--- Begin Task inputs ---
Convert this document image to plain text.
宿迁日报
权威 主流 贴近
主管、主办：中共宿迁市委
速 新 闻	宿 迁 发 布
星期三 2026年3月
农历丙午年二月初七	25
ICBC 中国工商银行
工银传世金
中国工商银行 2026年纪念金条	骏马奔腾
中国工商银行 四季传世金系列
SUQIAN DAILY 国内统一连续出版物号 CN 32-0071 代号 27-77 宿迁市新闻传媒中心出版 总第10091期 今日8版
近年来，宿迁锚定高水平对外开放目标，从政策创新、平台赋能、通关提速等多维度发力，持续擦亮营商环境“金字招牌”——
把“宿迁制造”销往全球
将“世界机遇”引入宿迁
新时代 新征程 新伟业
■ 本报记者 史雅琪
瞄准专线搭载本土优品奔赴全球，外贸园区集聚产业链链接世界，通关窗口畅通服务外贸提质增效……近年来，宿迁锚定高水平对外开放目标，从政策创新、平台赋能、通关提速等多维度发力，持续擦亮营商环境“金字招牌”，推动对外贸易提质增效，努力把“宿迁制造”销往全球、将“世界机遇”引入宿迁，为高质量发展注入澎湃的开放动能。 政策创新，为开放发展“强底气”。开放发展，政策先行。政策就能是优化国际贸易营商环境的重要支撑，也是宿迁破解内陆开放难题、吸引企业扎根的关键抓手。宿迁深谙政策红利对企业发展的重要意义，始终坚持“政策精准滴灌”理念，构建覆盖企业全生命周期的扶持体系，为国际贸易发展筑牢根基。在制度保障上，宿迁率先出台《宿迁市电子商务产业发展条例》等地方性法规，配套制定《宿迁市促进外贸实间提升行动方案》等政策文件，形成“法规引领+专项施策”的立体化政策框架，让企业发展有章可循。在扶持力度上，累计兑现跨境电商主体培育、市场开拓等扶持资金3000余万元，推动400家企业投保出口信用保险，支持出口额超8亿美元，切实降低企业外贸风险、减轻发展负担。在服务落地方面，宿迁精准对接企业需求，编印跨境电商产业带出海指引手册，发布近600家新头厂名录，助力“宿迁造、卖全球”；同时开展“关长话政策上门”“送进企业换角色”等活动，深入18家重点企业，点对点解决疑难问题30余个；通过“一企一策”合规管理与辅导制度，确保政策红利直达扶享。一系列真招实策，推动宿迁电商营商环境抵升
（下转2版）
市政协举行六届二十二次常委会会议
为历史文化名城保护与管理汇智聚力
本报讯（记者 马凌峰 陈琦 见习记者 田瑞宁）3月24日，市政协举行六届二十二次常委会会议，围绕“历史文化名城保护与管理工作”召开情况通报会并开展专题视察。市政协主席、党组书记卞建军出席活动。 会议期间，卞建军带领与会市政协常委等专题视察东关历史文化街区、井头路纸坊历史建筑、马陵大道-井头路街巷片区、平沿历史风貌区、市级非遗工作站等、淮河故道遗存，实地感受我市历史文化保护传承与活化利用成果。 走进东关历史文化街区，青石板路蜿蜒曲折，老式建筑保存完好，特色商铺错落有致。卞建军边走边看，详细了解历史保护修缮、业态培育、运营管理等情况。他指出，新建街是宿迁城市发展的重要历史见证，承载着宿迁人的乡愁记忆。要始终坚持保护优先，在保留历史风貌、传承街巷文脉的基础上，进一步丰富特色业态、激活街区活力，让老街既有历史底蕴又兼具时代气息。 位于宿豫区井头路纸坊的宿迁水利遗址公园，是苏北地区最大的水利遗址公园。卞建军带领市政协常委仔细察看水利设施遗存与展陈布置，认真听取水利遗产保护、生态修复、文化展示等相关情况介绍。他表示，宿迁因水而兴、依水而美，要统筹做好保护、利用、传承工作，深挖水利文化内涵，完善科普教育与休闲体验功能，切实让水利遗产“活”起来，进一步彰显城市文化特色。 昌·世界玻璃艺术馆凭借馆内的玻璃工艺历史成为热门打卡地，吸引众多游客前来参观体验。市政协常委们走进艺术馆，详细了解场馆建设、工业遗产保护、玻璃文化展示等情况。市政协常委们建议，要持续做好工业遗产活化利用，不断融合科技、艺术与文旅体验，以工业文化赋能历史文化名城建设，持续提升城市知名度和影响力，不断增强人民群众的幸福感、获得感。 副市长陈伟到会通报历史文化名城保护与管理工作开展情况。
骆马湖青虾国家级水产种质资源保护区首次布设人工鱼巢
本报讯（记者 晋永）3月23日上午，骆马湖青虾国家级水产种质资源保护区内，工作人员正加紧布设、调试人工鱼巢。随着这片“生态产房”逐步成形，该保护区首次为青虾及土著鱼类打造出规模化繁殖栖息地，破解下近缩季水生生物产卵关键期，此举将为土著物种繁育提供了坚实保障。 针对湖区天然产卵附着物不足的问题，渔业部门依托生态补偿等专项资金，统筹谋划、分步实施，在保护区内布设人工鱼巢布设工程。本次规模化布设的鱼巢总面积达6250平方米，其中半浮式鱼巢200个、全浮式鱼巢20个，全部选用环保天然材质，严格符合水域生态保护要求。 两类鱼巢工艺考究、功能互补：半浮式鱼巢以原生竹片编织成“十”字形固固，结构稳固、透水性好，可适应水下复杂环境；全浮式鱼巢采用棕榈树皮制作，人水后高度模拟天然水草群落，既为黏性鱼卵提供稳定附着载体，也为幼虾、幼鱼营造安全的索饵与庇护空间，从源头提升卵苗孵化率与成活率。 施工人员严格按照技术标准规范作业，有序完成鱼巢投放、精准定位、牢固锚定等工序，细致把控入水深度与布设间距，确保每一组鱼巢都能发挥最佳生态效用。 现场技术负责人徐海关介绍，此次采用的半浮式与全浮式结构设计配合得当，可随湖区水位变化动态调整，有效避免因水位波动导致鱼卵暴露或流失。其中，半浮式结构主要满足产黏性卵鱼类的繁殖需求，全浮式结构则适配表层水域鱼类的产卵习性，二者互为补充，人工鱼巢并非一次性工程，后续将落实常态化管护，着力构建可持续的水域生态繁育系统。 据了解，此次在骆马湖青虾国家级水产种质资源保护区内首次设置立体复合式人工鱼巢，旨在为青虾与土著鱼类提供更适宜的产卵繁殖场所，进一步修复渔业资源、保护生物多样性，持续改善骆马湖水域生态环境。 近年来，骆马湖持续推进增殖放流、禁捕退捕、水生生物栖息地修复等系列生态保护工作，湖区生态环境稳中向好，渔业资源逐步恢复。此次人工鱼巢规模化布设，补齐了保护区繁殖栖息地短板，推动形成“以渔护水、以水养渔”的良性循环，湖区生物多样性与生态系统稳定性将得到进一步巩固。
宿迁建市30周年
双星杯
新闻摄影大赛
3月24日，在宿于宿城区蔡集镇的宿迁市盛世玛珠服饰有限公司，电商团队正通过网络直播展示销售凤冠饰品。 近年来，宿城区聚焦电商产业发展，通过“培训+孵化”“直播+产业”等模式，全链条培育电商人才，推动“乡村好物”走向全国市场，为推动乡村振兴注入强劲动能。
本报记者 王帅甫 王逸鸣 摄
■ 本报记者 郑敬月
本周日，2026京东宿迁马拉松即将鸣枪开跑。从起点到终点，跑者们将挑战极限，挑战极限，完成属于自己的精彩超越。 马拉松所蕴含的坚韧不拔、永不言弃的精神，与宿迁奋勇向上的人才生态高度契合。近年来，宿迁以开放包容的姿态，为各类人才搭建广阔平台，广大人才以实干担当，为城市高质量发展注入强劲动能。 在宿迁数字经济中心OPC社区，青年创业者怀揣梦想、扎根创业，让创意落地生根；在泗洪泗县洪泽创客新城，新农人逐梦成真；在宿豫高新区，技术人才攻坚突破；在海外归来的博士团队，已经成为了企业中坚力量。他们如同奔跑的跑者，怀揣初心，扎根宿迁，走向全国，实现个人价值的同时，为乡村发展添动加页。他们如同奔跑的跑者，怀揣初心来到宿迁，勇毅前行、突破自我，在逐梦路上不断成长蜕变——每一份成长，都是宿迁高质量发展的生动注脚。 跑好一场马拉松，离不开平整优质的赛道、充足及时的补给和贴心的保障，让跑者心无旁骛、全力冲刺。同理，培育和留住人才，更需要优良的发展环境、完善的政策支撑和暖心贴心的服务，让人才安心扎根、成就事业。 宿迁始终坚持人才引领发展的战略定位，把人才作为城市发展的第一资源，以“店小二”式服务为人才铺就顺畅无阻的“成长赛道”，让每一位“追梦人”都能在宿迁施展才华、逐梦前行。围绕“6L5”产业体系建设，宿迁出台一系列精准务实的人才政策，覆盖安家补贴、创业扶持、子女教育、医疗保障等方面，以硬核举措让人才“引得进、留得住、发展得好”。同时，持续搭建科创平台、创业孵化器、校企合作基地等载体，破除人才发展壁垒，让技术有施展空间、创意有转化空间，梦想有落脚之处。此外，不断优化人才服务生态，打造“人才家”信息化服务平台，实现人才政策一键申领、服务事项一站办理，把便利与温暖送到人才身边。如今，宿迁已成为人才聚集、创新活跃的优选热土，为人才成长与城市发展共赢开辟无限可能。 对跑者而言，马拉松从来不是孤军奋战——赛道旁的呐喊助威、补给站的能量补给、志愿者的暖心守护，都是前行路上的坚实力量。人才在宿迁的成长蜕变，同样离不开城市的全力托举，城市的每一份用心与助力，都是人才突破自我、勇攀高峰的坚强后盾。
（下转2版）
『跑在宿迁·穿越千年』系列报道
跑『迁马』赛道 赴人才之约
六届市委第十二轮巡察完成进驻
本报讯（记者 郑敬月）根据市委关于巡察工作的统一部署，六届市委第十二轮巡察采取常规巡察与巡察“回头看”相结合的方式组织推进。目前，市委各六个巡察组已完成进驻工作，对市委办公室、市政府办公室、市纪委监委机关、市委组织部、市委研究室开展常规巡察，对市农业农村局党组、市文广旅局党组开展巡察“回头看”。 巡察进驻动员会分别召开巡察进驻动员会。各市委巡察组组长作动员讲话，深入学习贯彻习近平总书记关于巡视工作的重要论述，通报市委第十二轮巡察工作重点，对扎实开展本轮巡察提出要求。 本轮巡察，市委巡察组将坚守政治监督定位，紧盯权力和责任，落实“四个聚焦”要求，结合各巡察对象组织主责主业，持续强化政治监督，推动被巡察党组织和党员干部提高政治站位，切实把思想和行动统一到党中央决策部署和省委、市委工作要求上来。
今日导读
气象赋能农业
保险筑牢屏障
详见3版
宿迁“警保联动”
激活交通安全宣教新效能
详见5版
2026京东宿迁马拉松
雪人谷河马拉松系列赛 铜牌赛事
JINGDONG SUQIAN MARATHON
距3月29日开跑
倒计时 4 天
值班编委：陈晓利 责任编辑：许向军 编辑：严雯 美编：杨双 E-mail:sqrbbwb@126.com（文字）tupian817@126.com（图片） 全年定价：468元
--- End Task inputs ---
• Exercise task
Each line containing "SUQIAN" counts once; state the total number of such lines and nothing else.

• Answer to the exercise
2